> _Listed records_
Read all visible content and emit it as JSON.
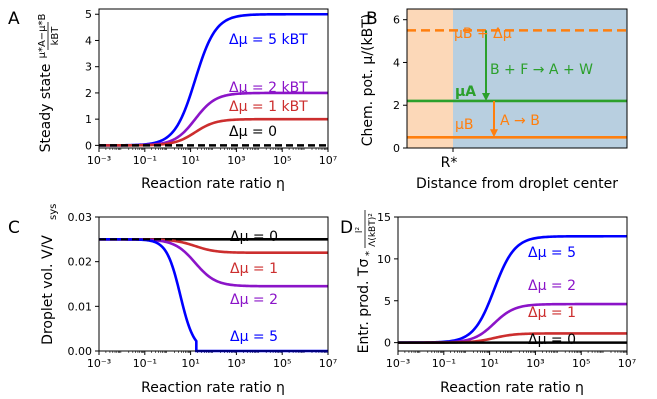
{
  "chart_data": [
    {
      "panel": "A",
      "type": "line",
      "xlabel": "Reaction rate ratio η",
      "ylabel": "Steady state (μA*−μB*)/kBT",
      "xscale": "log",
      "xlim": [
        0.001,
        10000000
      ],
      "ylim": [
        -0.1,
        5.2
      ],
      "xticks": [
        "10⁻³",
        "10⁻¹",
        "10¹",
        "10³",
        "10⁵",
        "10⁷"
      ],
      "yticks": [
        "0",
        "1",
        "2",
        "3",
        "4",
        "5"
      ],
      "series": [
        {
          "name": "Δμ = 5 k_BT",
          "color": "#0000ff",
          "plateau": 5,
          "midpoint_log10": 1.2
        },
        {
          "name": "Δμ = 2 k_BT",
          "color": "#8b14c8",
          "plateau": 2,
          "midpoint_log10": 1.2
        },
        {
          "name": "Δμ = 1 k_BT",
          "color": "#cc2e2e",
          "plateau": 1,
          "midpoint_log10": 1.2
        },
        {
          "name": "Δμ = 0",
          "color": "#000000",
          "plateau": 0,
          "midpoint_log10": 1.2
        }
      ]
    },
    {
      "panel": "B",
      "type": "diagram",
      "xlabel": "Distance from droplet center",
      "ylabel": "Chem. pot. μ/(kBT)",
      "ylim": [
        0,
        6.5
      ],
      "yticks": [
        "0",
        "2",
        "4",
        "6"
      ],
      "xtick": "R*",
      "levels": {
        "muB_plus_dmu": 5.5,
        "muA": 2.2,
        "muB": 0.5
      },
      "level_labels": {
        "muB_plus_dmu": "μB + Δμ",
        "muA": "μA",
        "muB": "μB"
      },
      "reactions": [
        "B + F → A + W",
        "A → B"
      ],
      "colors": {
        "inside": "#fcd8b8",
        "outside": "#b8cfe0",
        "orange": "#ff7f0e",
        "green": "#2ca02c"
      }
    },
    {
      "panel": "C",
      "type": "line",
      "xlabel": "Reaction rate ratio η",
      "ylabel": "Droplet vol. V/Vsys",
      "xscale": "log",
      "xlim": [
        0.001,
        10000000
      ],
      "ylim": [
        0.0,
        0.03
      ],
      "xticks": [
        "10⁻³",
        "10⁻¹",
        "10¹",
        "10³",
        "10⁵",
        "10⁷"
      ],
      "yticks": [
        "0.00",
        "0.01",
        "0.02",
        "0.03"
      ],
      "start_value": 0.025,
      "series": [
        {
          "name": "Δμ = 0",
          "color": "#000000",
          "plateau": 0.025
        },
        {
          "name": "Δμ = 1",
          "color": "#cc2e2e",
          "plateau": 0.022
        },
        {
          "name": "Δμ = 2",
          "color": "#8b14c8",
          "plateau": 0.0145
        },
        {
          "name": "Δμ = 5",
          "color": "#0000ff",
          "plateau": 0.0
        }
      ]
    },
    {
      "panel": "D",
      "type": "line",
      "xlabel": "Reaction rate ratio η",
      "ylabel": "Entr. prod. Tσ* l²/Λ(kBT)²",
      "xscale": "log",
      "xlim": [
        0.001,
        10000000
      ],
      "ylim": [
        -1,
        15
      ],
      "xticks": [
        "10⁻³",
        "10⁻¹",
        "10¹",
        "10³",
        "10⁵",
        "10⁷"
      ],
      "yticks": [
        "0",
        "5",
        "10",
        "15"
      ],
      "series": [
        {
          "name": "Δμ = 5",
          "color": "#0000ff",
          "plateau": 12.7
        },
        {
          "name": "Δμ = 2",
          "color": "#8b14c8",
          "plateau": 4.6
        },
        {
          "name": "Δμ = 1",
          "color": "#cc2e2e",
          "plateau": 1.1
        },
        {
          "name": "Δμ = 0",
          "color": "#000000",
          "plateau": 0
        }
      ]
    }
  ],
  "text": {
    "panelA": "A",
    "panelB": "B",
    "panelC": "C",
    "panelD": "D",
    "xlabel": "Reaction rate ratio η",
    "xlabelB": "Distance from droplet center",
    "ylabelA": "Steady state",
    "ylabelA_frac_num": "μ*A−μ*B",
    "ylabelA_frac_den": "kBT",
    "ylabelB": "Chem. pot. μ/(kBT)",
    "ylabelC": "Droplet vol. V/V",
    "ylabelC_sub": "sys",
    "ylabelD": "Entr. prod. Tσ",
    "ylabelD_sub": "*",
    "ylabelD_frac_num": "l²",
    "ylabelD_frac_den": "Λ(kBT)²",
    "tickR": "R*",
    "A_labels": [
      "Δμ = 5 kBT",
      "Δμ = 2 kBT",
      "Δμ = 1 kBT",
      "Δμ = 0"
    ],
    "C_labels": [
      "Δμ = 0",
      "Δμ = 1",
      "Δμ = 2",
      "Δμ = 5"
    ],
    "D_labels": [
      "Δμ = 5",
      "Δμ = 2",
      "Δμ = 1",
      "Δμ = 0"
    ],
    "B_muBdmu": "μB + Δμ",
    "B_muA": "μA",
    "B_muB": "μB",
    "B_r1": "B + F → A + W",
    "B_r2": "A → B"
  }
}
==
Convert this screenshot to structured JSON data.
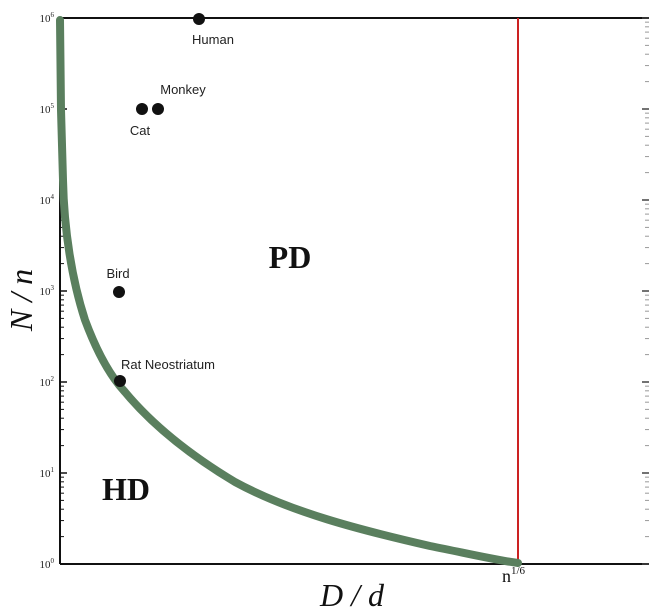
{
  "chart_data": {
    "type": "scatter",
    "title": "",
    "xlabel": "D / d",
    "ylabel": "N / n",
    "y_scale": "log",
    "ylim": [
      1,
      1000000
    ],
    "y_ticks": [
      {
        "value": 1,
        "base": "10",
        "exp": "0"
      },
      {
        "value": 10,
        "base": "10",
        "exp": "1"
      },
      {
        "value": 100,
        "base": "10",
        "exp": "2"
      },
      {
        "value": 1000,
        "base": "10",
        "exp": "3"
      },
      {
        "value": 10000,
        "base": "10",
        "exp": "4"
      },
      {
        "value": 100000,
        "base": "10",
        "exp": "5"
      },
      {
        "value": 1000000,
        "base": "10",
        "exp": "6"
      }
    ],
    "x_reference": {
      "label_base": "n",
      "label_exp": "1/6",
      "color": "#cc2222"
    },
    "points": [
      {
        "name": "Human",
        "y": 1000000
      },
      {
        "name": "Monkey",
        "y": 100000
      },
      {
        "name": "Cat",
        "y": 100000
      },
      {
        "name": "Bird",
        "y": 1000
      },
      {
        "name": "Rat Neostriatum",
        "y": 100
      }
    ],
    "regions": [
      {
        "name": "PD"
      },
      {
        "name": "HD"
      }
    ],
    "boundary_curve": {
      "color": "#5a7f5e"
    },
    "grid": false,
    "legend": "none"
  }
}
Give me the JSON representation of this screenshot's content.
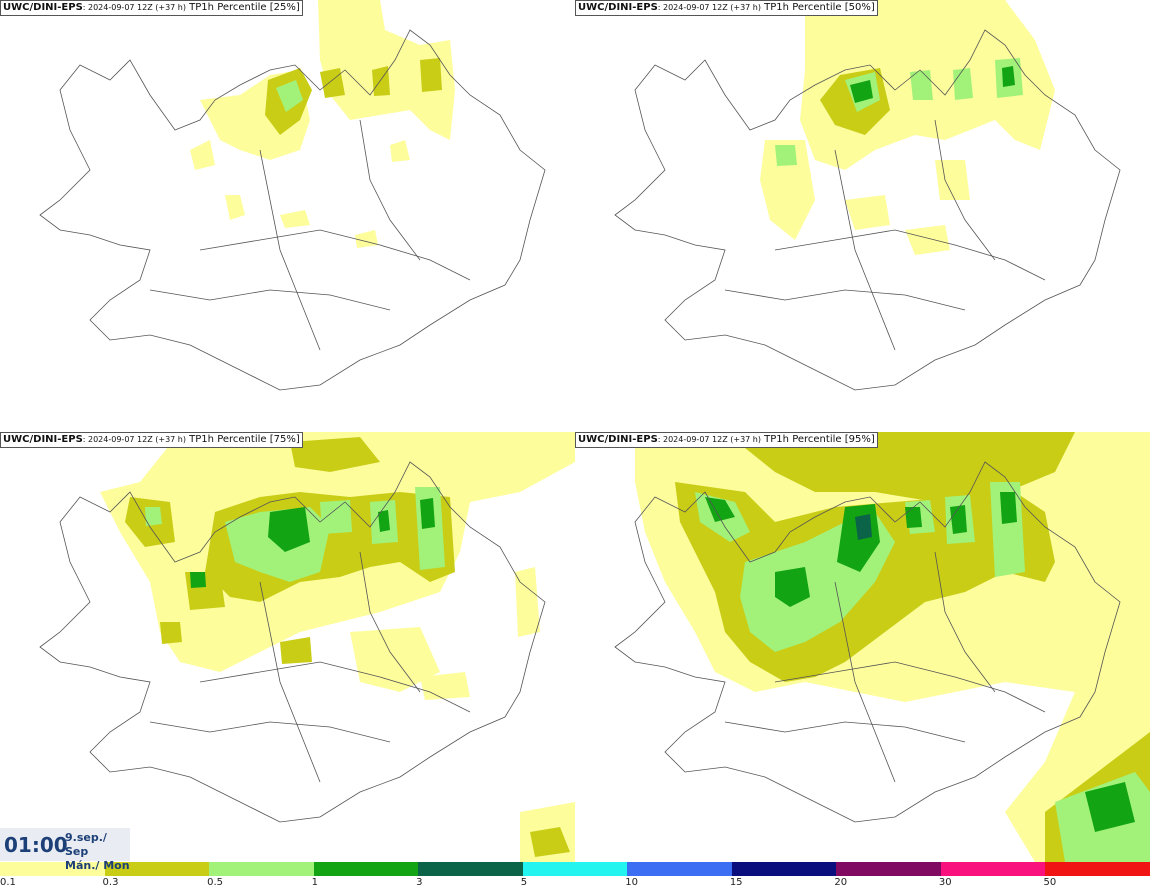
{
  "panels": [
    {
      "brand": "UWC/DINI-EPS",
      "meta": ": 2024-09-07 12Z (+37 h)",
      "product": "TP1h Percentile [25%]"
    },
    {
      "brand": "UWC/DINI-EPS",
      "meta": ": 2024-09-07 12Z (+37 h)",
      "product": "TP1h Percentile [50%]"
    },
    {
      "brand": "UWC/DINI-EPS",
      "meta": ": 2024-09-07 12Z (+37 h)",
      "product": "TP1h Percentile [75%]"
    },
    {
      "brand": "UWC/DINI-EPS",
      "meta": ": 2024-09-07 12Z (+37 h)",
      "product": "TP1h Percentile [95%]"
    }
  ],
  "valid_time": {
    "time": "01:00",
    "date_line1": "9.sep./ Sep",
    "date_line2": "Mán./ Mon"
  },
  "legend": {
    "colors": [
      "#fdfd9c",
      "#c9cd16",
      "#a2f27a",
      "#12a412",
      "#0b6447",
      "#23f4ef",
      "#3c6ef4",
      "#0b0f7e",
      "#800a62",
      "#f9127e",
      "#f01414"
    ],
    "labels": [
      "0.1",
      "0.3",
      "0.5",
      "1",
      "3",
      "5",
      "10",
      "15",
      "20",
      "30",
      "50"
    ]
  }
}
--
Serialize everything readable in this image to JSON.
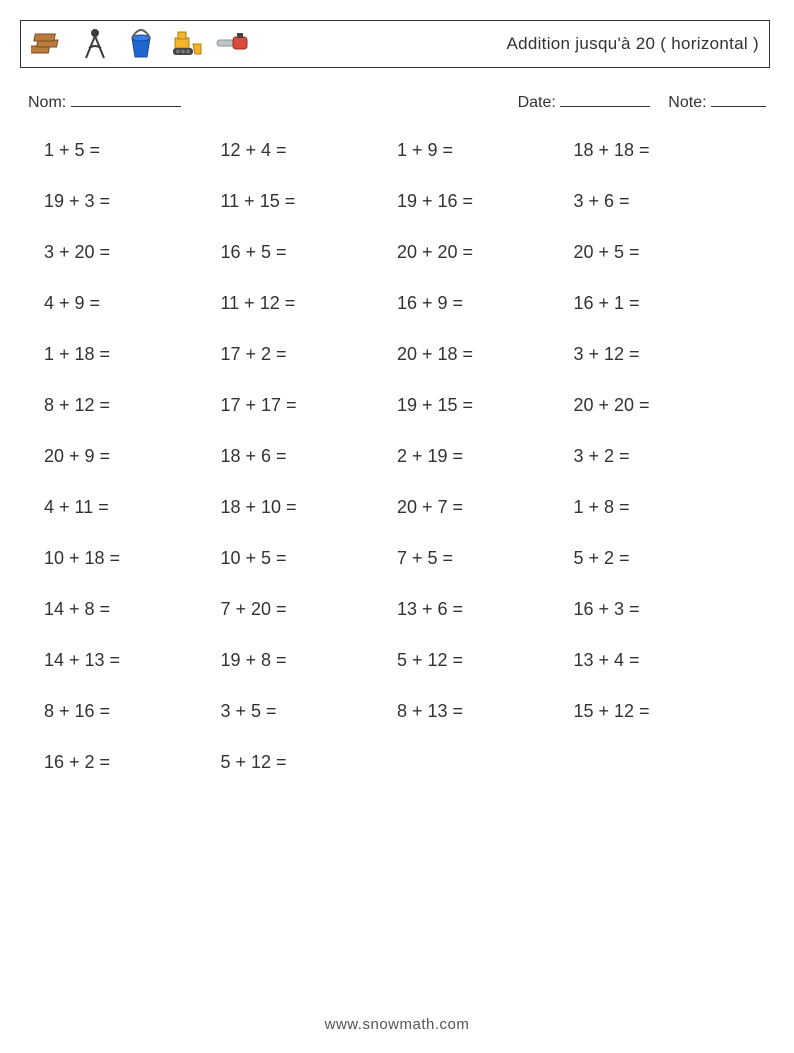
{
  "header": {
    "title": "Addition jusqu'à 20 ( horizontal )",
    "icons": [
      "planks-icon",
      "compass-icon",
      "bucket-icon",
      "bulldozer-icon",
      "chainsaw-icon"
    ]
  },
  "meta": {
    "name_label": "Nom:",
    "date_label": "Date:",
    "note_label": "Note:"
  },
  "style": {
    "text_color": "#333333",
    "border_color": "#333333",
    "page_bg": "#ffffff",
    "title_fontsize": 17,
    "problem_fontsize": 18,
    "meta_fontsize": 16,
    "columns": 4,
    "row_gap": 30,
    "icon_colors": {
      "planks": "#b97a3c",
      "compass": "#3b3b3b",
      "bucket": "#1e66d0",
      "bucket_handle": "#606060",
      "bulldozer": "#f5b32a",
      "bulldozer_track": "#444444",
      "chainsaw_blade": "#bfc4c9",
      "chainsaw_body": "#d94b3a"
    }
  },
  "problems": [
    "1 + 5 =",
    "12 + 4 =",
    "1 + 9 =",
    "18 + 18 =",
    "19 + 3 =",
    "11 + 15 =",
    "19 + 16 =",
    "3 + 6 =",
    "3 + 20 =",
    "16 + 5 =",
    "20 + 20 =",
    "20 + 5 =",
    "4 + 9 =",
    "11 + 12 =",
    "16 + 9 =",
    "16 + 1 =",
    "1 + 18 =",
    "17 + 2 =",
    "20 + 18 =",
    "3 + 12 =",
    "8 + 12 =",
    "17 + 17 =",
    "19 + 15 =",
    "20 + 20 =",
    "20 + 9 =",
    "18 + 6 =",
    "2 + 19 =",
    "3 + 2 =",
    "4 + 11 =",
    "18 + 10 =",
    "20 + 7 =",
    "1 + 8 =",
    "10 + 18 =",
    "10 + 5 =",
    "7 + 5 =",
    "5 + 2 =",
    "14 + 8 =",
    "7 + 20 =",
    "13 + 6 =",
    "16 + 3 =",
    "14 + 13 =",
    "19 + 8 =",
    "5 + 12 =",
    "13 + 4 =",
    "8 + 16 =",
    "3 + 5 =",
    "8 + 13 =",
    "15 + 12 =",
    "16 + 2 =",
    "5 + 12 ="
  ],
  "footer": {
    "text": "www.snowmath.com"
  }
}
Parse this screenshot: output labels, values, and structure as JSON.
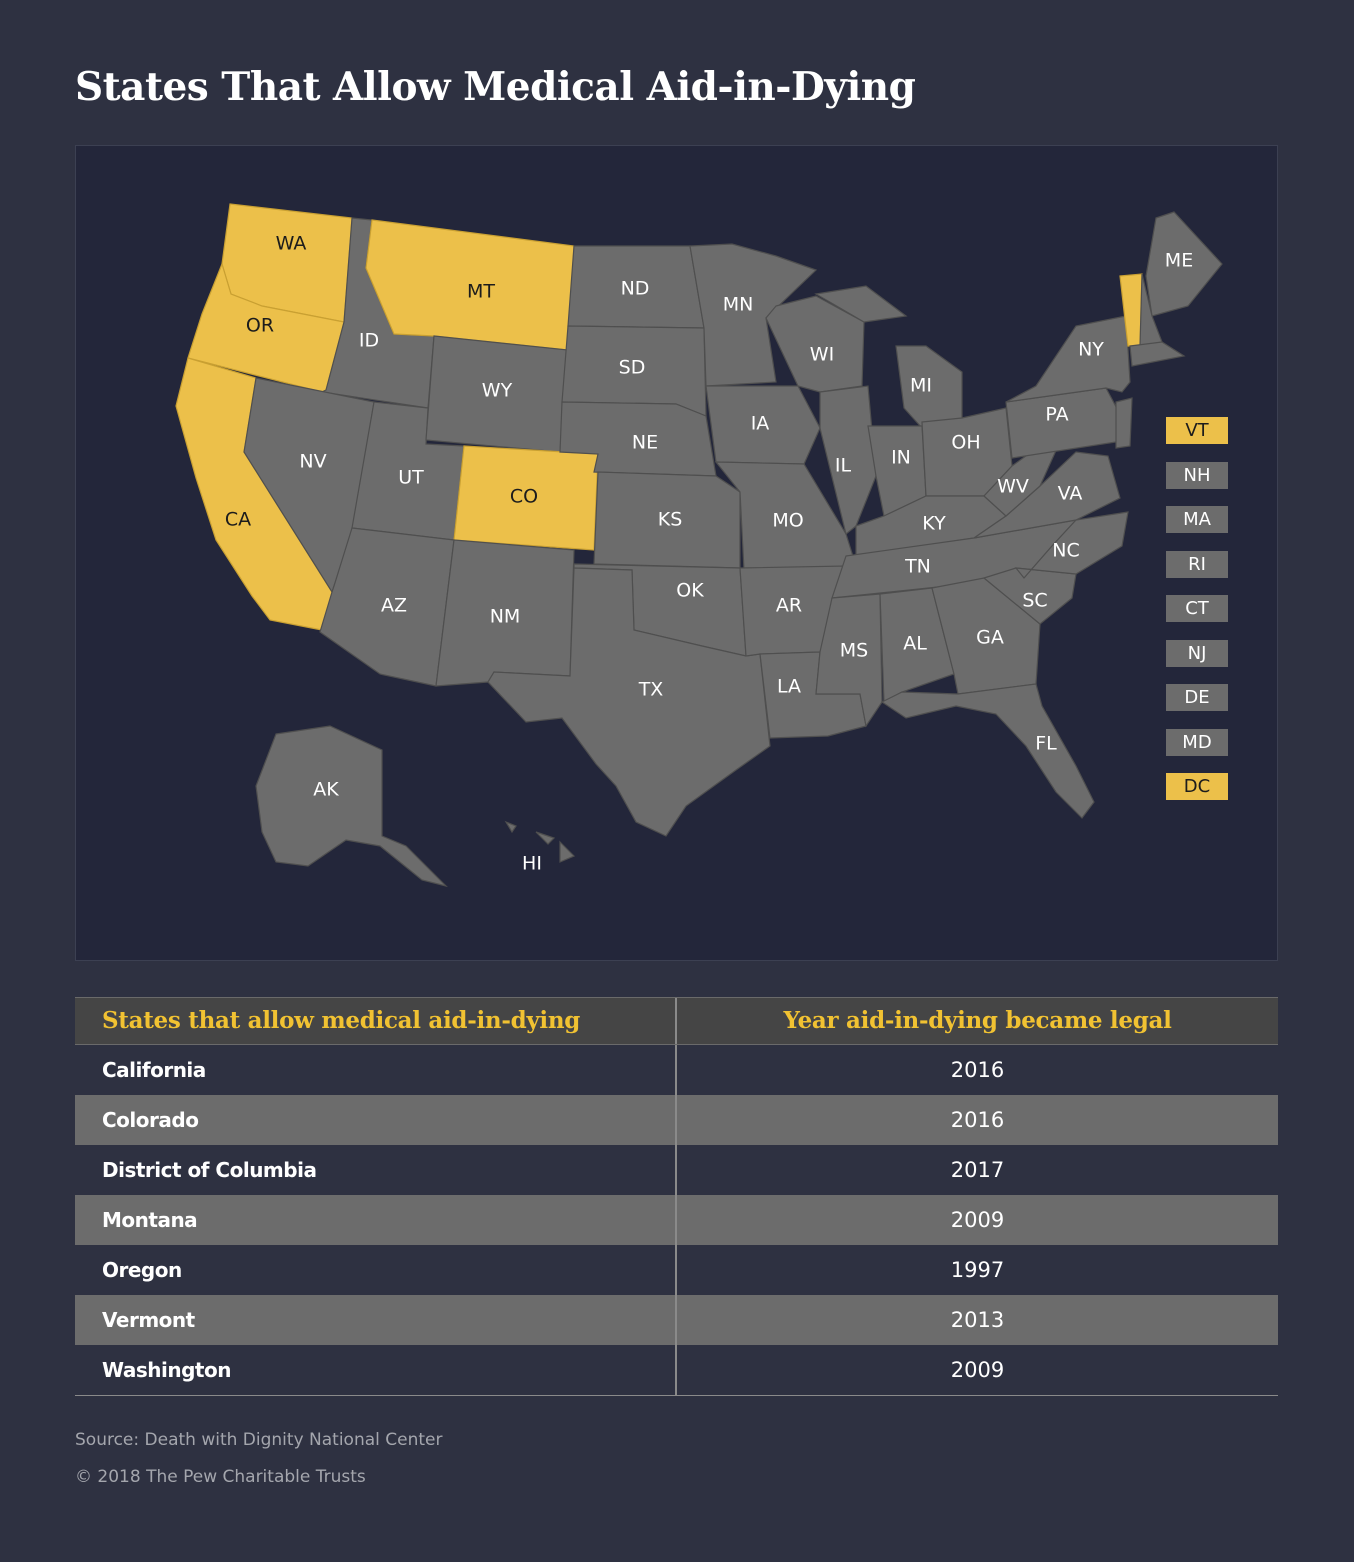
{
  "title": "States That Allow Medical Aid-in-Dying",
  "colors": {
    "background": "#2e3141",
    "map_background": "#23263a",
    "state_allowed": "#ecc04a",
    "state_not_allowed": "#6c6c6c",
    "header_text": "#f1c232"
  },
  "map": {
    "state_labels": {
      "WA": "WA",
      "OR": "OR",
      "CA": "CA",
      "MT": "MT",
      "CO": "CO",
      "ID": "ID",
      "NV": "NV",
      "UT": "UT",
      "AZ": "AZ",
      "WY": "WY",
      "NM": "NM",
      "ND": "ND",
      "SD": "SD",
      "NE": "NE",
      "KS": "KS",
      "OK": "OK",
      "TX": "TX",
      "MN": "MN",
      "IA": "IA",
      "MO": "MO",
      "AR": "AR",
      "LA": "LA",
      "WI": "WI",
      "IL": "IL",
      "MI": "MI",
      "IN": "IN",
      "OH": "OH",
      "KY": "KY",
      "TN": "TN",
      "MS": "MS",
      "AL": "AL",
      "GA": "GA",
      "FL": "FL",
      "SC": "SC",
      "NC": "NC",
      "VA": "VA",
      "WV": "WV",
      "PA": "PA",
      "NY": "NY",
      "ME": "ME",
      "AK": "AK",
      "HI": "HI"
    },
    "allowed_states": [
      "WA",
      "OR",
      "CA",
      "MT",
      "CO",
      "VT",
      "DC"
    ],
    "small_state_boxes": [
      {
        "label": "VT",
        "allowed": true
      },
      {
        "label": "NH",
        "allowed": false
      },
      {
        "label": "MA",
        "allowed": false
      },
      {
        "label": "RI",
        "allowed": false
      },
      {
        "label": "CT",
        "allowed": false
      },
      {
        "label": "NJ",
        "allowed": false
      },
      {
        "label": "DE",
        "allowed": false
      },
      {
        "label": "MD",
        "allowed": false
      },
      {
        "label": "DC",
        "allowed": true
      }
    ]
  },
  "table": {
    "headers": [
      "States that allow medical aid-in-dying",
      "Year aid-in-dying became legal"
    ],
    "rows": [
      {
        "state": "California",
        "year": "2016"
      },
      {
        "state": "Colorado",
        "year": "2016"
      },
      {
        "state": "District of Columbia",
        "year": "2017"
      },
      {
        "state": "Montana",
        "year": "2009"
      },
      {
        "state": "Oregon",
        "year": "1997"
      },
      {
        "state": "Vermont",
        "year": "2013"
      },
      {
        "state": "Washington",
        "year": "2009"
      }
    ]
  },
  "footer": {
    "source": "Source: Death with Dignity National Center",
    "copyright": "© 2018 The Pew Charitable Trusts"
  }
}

> _Task to complete_
How many of the listing's lines contain "Chem"? Respond with a single number and nothing else.

> _Task response_
2